>> Start DATA
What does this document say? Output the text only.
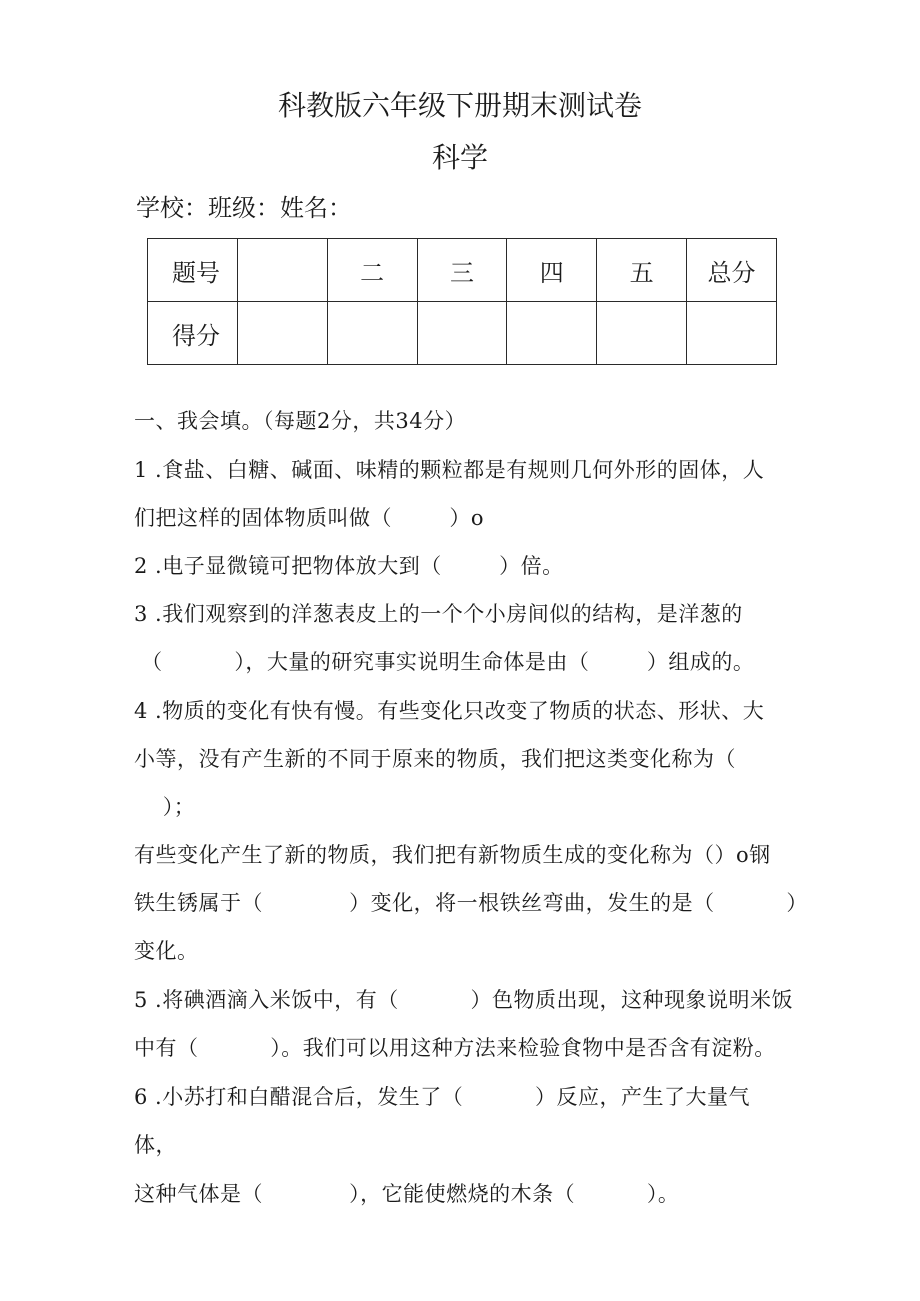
科教版六年级下册期末测试卷
科学
学校：班级：姓名：
题号		二	三	四	五	总分
得分						
一、我会填。（每题2分，共34分）
1 .食盐、白糖、碱面、味精的颗粒都是有规则几何外形的固体，人
们把这样的固体物质叫做（        ）o
2 .电子显微镜可把物体放大到（        ）倍。
3 .我们观察到的洋葱表皮上的一个个小房间似的结构，是洋葱的
（          ），大量的研究事实说明生命体是由（        ）组成的。
4 .物质的变化有快有慢。有些变化只改变了物质的状态、形状、大
小等，没有产生新的不同于原来的物质，我们把这类变化称为（
）；
有些变化产生了新的物质，我们把有新物质生成的变化称为（）o钢
铁生锈属于（            ）变化，将一根铁丝弯曲，发生的是（          ）
变化。
5 .将碘酒滴入米饭中，有（          ）色物质出现，这种现象说明米饭
中有（          ）。我们可以用这种方法来检验食物中是否含有淀粉。
6 .小苏打和白醋混合后，发生了（          ）反应，产生了大量气
体，
这种气体是（            ），它能使燃烧的木条（          ）。
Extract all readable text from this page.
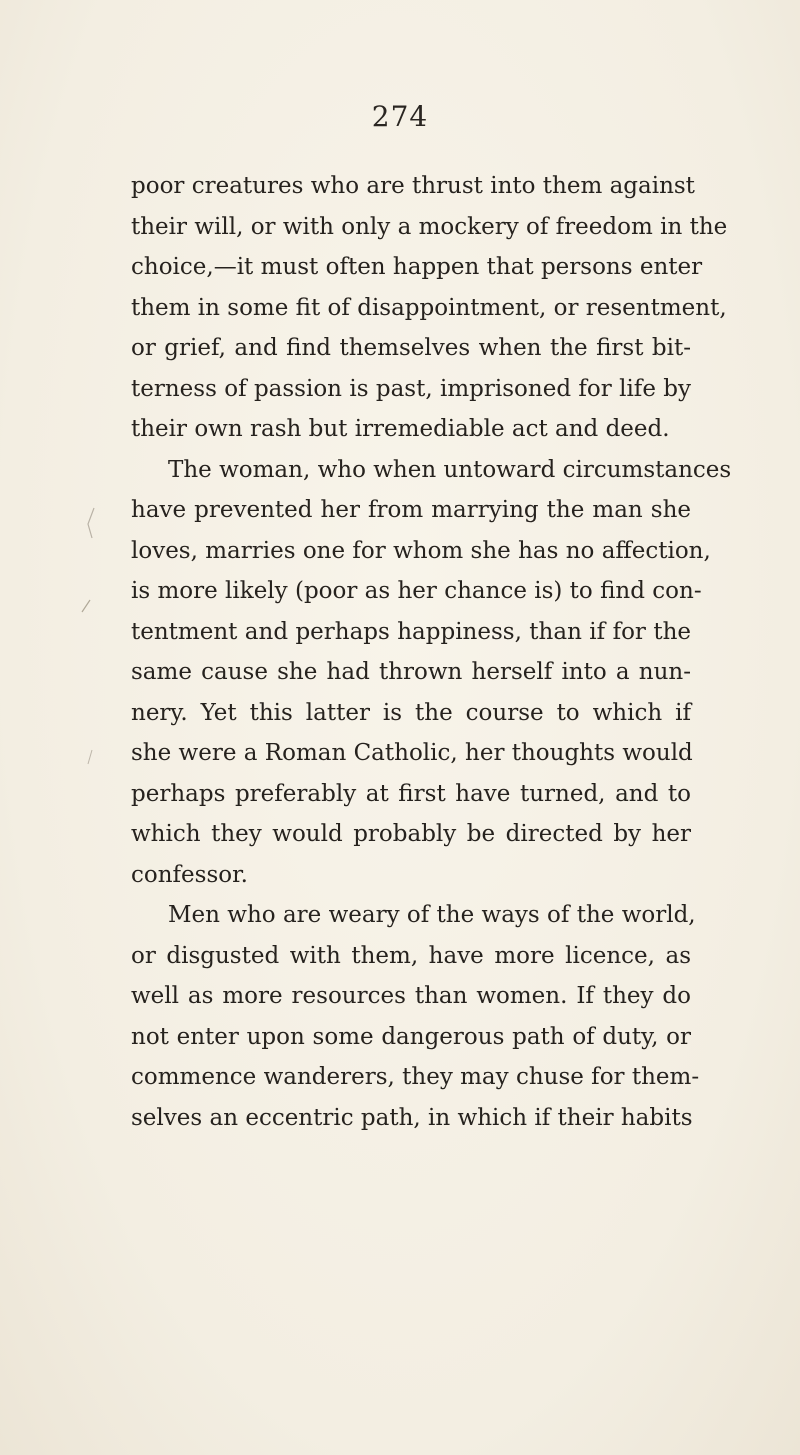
274
poor creatures who are thrust into them against
their will, or with only a mockery of freedom in the
choice,—it must often happen that persons enter
them in some fit of disappointment, or resentment,
or grief, and find themselves when the first bit-
terness of passion is past, imprisoned for life by
their own rash but irremediable act and deed.
The woman, who when untoward circumstances
have prevented her from marrying the man she
loves, marries one for whom she has no affection,
is more likely (poor as her chance is) to find con-
tentment and perhaps happiness, than if for the
same cause she had thrown herself into a nun-
nery. Yet this latter is the course to which if
she were a Roman Catholic, her thoughts would
perhaps preferably at first have turned, and to
which they would probably be directed by her
confessor.
Men who are weary of the ways of the world,
or disgusted with them, have more licence, as
well as more resources than women. If they do
not enter upon some dangerous path of duty, or
commence wanderers, they may chuse for them-
selves an eccentric path, in which if their habits
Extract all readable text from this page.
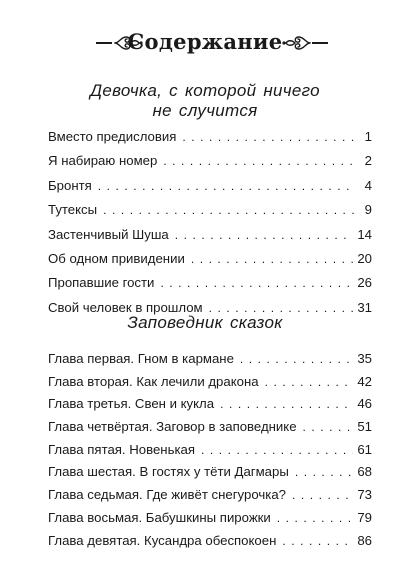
Содержание
Девочка, с которой ничего
не случится
Вместо предисловия . . .	1
Я набираю номер . . .	2
Бронтя . . .	4
Тутексы . . .	9
Застенчивый Шуша . . .	14
Об одном привидении . . .	20
Пропавшие гости . . .	26
Свой человек в прошлом . . .	31
Заповедник сказок
Глава первая. Гном в кармане . . .	35
Глава вторая. Как лечили дракона . . .	42
Глава третья. Свен и кукла . . .	46
Глава четвёртая. Заговор в заповеднике . . .	51
Глава пятая. Новенькая . . .	61
Глава шестая. В гостях у тёти Дагмары . . .	68
Глава седьмая. Где живёт снегурочка? . . .	73
Глава восьмая. Бабушкины пирожки . . .	79
Глава девятая. Кусандра обеспокоен . . .	86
>> End DATA
*GIVEN TASK:* Except for the pictures, reproduce every line exactly.

*FINISHED TASK:*
What does this document say? Output the text only.
科教版六年级下册期末测试卷
科学
学校：班级：姓名：
题号		二	三	四	五	总分
得分						
一、我会填。（每题2分，共34分）
1 .食盐、白糖、碱面、味精的颗粒都是有规则几何外形的固体，人
们把这样的固体物质叫做（        ）o
2 .电子显微镜可把物体放大到（        ）倍。
3 .我们观察到的洋葱表皮上的一个个小房间似的结构，是洋葱的
（          ），大量的研究事实说明生命体是由（        ）组成的。
4 .物质的变化有快有慢。有些变化只改变了物质的状态、形状、大
小等，没有产生新的不同于原来的物质，我们把这类变化称为（
）；
有些变化产生了新的物质，我们把有新物质生成的变化称为（）o钢
铁生锈属于（            ）变化，将一根铁丝弯曲，发生的是（          ）
变化。
5 .将碘酒滴入米饭中，有（          ）色物质出现，这种现象说明米饭
中有（          ）。我们可以用这种方法来检验食物中是否含有淀粉。
6 .小苏打和白醋混合后，发生了（          ）反应，产生了大量气
体，
这种气体是（            ），它能使燃烧的木条（          ）。
Extract all readable text from this page.
274
poor creatures who are thrust into them against
their will, or with only a mockery of freedom in the
choice,—it must often happen that persons enter
them in some fit of disappointment, or resentment,
or grief, and find themselves when the first bit-
terness of passion is past, imprisoned for life by
their own rash but irremediable act and deed.
The woman, who when untoward circumstances
have prevented her from marrying the man she
loves, marries one for whom she has no affection,
is more likely (poor as her chance is) to find con-
tentment and perhaps happiness, than if for the
same cause she had thrown herself into a nun-
nery. Yet this latter is the course to which if
she were a Roman Catholic, her thoughts would
perhaps preferably at first have turned, and to
which they would probably be directed by her
confessor.
Men who are weary of the ways of the world,
or disgusted with them, have more licence, as
well as more resources than women. If they do
not enter upon some dangerous path of duty, or
commence wanderers, they may chuse for them-
selves an eccentric path, in which if their habits
Extract all readable text from this page.
Содержание
Девочка, с которой ничего
не случится
Вместо предисловия . . .	1
Я набираю номер . . .	2
Бронтя . . .	4
Тутексы . . .	9
Застенчивый Шуша . . .	14
Об одном привидении . . .	20
Пропавшие гости . . .	26
Свой человек в прошлом . . .	31
Заповедник сказок
Глава первая. Гном в кармане . . .	35
Глава вторая. Как лечили дракона . . .	42
Глава третья. Свен и кукла . . .	46
Глава четвёртая. Заговор в заповеднике . . .	51
Глава пятая. Новенькая . . .	61
Глава шестая. В гостях у тёти Дагмары . . .	68
Глава седьмая. Где живёт снегурочка? . . .	73
Глава восьмая. Бабушкины пирожки . . .	79
Глава девятая. Кусандра обеспокоен . . .	86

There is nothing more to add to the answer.